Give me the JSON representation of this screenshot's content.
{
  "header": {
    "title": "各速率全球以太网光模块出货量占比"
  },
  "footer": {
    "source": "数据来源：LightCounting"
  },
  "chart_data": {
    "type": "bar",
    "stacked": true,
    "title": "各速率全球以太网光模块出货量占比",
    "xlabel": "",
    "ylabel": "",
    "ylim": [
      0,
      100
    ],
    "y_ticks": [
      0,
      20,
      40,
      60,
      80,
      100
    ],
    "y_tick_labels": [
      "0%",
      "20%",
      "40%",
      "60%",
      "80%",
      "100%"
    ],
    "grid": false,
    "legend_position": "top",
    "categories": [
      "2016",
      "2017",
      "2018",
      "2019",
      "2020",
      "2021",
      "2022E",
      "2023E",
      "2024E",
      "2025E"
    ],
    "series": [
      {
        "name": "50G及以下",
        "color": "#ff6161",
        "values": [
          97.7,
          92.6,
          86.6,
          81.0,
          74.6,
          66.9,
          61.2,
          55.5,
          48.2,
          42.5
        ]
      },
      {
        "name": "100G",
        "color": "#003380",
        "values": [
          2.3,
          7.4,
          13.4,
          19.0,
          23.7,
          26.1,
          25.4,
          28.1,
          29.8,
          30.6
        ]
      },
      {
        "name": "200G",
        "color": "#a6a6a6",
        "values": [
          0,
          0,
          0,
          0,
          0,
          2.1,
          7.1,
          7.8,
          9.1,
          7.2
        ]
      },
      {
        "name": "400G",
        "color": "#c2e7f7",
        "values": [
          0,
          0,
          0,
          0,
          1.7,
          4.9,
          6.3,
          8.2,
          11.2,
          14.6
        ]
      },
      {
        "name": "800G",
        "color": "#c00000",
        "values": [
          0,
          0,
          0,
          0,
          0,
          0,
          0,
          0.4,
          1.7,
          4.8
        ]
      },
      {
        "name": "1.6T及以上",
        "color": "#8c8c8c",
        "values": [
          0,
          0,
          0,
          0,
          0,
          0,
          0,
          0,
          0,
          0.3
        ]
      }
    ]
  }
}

** TO BE DONE **
Only the number is needed here: how many lines of the records contain "name"?

** SOLUTION FOR THIS TASK **
6